-- RAW RECORDS --
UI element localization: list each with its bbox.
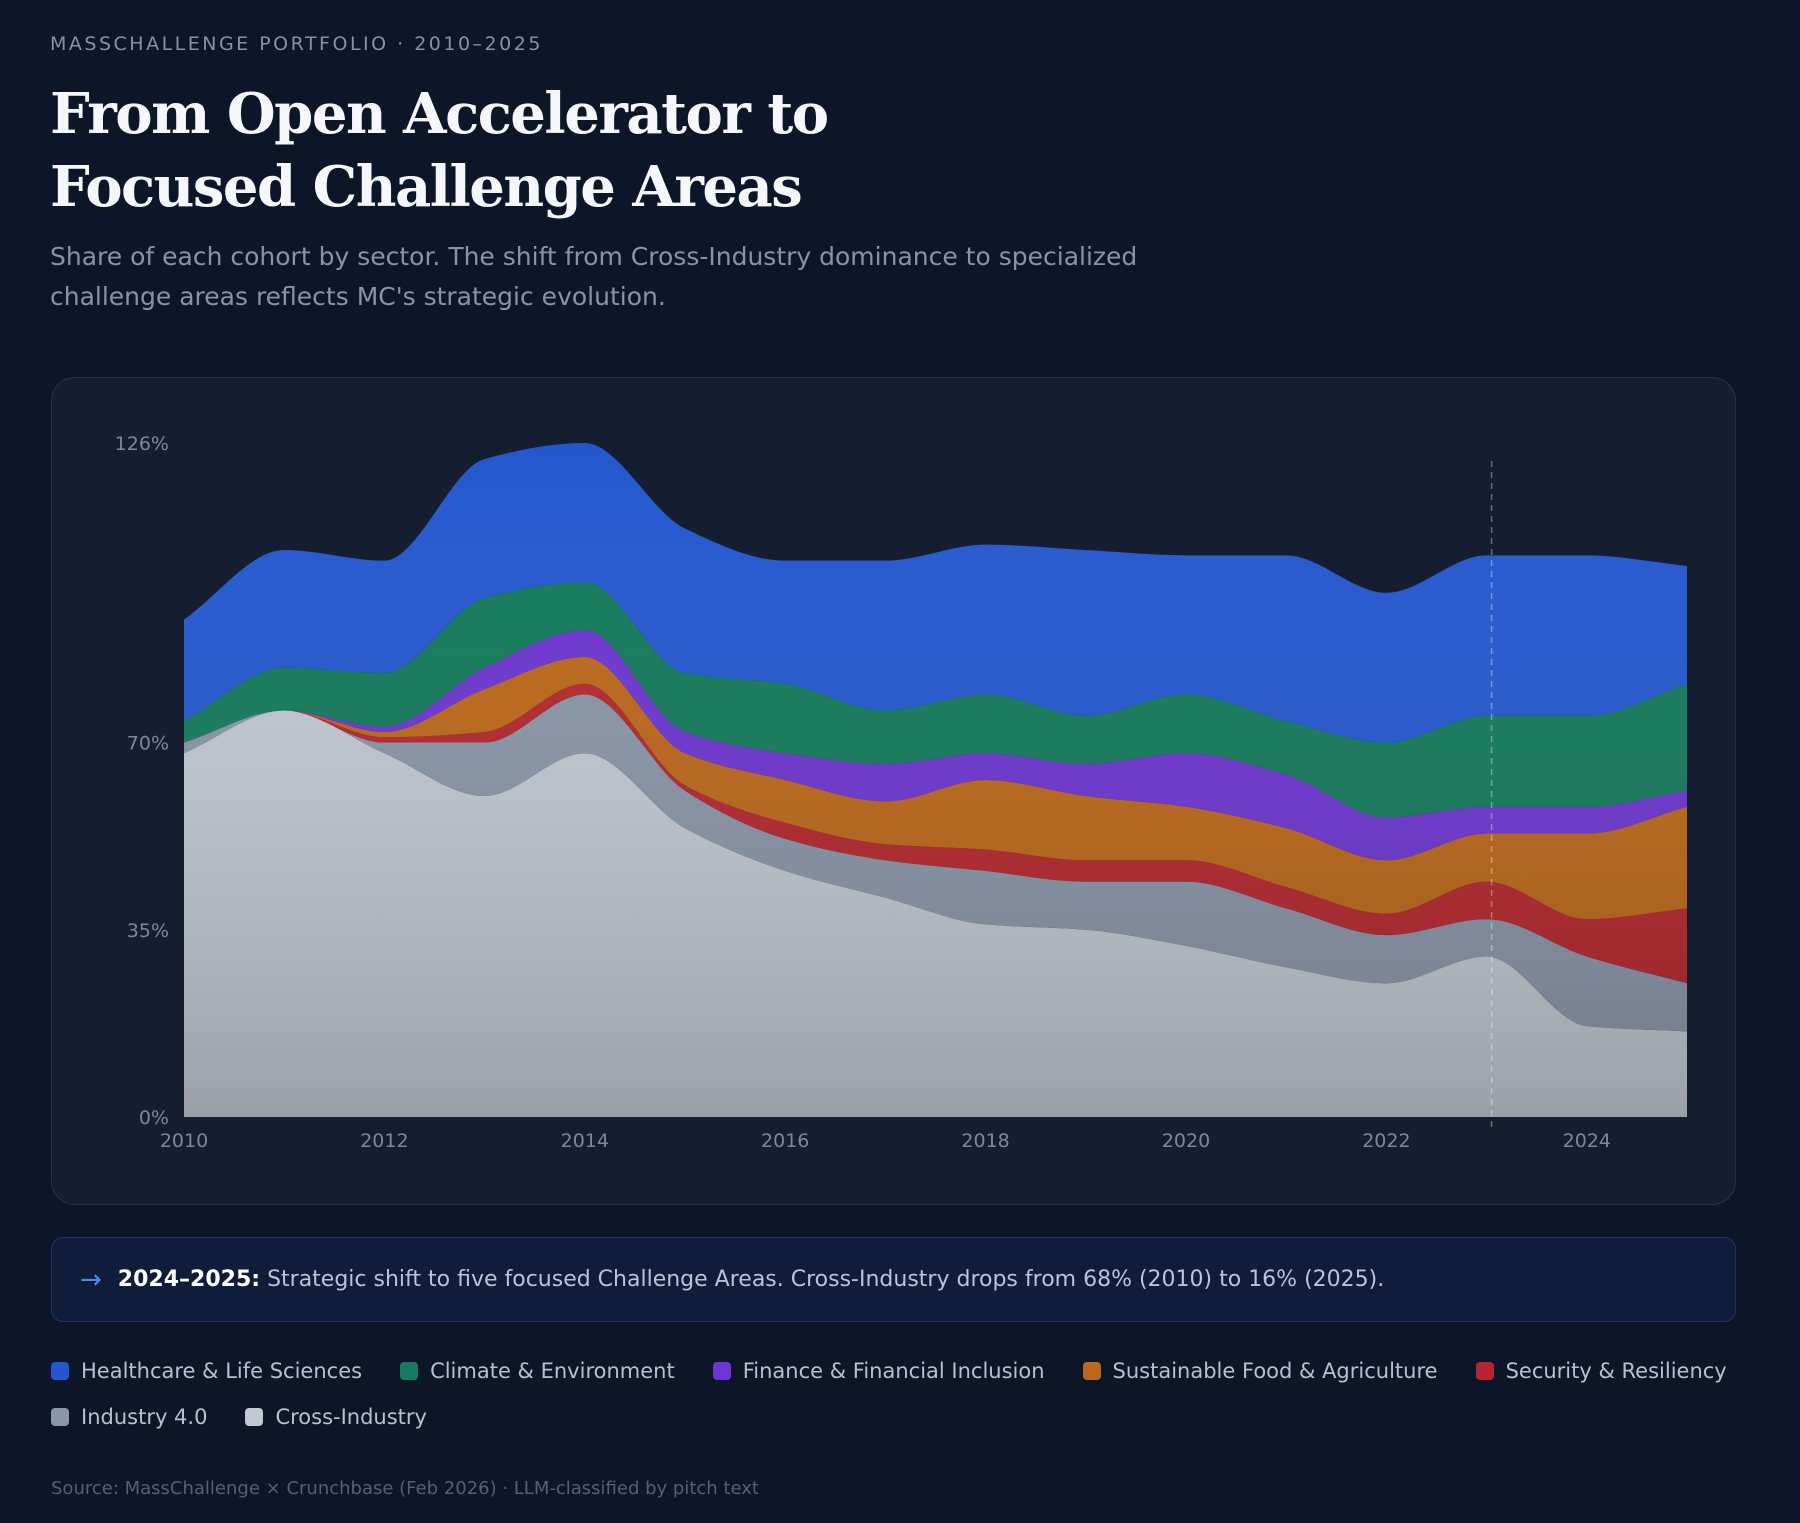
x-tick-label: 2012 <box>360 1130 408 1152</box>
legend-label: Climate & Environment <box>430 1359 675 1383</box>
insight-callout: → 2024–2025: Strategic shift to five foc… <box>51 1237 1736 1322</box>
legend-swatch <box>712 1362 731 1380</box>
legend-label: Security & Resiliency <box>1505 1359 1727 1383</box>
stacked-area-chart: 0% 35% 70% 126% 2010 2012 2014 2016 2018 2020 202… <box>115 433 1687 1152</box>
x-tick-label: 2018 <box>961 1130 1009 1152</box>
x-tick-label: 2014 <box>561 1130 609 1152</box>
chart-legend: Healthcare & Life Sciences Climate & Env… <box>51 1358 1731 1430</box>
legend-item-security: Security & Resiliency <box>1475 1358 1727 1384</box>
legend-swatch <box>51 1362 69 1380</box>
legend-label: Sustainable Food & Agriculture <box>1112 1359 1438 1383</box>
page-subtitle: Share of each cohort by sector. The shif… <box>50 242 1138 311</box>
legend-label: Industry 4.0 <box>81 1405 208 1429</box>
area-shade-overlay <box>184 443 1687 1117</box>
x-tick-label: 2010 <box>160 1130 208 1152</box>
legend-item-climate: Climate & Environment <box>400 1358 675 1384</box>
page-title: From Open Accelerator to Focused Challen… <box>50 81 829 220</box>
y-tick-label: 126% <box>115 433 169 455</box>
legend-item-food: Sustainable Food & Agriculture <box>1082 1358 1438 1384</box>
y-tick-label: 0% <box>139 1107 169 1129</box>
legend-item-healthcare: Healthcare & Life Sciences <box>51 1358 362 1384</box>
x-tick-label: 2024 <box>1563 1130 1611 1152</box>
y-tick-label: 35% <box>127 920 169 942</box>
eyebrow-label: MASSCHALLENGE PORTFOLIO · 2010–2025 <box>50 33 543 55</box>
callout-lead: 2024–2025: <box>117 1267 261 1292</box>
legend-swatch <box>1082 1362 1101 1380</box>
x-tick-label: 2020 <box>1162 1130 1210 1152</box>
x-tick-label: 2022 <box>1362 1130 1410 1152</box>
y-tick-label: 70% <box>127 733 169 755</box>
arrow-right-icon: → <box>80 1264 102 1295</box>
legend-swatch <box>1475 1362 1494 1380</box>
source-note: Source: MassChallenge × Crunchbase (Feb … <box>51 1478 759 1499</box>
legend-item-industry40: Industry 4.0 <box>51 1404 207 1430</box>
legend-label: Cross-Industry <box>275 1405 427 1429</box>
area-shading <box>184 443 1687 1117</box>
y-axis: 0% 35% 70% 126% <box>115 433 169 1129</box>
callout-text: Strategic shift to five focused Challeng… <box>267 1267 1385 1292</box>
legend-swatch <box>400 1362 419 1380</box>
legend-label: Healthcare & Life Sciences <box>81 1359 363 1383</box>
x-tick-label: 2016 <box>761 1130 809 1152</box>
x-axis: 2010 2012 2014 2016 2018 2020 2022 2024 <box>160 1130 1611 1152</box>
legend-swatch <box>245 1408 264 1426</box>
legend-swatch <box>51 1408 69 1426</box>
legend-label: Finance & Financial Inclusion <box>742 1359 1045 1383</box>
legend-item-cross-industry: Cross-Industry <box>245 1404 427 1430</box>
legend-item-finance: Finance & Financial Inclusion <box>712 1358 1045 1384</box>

-- PROBLEM STATEMENT --
Render every line of the item above as a JSON list of strings, one string per line, with blank lines dropped. Leave the picture out of the list.

-- SOLUTION FOR THIS TASK --
[
  "UI element localization: list each with its bbox.",
  "x-tick-label: 2012 <box>360 1130 408 1152</box>",
  "legend-label: Climate & Environment <box>430 1359 675 1383</box>",
  "insight-callout: → 2024–2025: Strategic shift to five foc… <box>51 1237 1736 1322</box>",
  "legend-swatch <box>712 1362 731 1380</box>",
  "legend-label: Security & Resiliency <box>1505 1359 1727 1383</box>",
  "stacked-area-chart: 0% 35% 70% 126% 2010 2012 2014 2016 2018 2020 202… <box>115 433 1687 1152</box>",
  "x-tick-label: 2018 <box>961 1130 1009 1152</box>",
  "x-tick-label: 2014 <box>561 1130 609 1152</box>",
  "chart-legend: Healthcare & Life Sciences Climate & Env… <box>51 1358 1731 1430</box>",
  "legend-item-security: Security & Resiliency <box>1475 1358 1727 1384</box>",
  "legend-swatch <box>51 1362 69 1380</box>",
  "legend-label: Sustainable Food & Agriculture <box>1112 1359 1438 1383</box>",
  "page-subtitle: Share of each cohort by sector. The shif… <box>50 242 1138 311</box>",
  "legend-label: Industry 4.0 <box>81 1405 208 1429</box>",
  "area-shade-overlay <box>184 443 1687 1117</box>",
  "x-tick-label: 2010 <box>160 1130 208 1152</box>",
  "legend-item-climate: Climate & Environment <box>400 1358 675 1384</box>",
  "page-title: From Open Accelerator to Focused Challen… <box>50 81 829 220</box>",
  "y-tick-label: 126% <box>115 433 169 455</box>",
  "legend-item-food: Sustainable Food & Agriculture <box>1082 1358 1438 1384</box>",
  "y-tick-label: 0% <box>139 1107 169 1129</box>",
  "legend-item-healthcare: Healthcare & Life Sciences <box>51 1358 362 1384</box>",
  "x-tick-label: 2024 <box>1563 1130 1611 1152</box>",
  "y-tick-label: 35% <box>127 920 169 942</box>",
  "eyebrow-label: MASSCHALLENGE PORTFOLIO · 2010–2025 <box>50 33 543 55</box>",
  "callout-lead: 2024–2025: <box>117 1267 261 1292</box>",
  "legend-swatch <box>1082 1362 1101 1380</box>",
  "x-tick-label: 2020 <box>1162 1130 1210 1152</box>",
  "x-tick-label: 2022 <box>1362 1130 1410 1152</box>",
  "y-tick-label: 70% <box>127 733 169 755</box>",
  "arrow-right-icon: → <box>80 1264 102 1295</box>",
  "legend-swatch <box>1475 1362 1494 1380</box>",
  "source-note: Source: MassChallenge × Crunchbase (Feb … <box>51 1478 759 1499</box>",
  "legend-item-industry40: Industry 4.0 <box>51 1404 207 1430</box>",
  "legend-label: Cross-Industry <box>275 1405 427 1429</box>",
  "area-shading <box>184 443 1687 1117</box>",
  "y-axis: 0% 35% 70% 126% <box>115 433 169 1129</box>",
  "callout-text: Strategic shift to five focused Challeng… <box>267 1267 1385 1292</box>",
  "legend-swatch <box>400 1362 419 1380</box>",
  "legend-label: Healthcare & Life Sciences <box>81 1359 363 1383</box>",
  "x-tick-label: 2016 <box>761 1130 809 1152</box>",
  "x-axis: 2010 2012 2014 2016 2018 2020 2022 2024 <box>160 1130 1611 1152</box>",
  "legend-swatch <box>245 1408 264 1426</box>",
  "legend-swatch <box>51 1408 69 1426</box>",
  "legend-label: Finance & Financial Inclusion <box>742 1359 1045 1383</box>",
  "legend-item-cross-industry: Cross-Industry <box>245 1404 427 1430</box>",
  "legend-item-finance: Finance & Financial Inclusion <box>712 1358 1045 1384</box>"
]